Collect every line below that contains the word "недели".
== Records supplied
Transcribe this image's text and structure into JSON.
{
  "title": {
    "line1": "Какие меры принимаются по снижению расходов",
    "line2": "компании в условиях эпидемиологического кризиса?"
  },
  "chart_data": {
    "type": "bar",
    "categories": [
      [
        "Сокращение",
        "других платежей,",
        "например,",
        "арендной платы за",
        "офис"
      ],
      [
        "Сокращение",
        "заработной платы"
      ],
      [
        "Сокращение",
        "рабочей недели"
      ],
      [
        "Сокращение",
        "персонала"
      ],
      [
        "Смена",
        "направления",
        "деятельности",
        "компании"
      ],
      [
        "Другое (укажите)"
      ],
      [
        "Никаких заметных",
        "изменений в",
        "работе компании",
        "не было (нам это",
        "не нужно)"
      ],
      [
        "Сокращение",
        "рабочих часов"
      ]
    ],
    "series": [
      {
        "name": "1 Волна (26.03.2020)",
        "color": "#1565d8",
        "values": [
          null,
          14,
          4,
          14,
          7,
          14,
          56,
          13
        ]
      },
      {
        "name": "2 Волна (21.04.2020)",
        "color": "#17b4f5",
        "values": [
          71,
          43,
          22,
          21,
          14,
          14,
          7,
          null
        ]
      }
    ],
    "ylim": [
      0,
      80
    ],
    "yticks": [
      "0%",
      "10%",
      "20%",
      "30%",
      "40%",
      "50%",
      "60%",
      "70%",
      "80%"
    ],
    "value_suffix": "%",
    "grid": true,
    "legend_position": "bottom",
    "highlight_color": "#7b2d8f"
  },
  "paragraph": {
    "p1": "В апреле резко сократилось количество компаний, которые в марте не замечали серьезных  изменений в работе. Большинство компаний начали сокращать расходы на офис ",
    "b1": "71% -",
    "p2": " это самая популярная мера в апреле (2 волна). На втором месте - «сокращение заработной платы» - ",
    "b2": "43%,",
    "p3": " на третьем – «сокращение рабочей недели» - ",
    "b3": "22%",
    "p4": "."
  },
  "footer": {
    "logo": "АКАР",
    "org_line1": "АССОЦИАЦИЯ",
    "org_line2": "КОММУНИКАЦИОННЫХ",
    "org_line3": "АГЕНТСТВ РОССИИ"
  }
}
====
Exercise result -
        "рабочей недели"
    "p3": " на третьем – «сокращение рабочей недели» - ",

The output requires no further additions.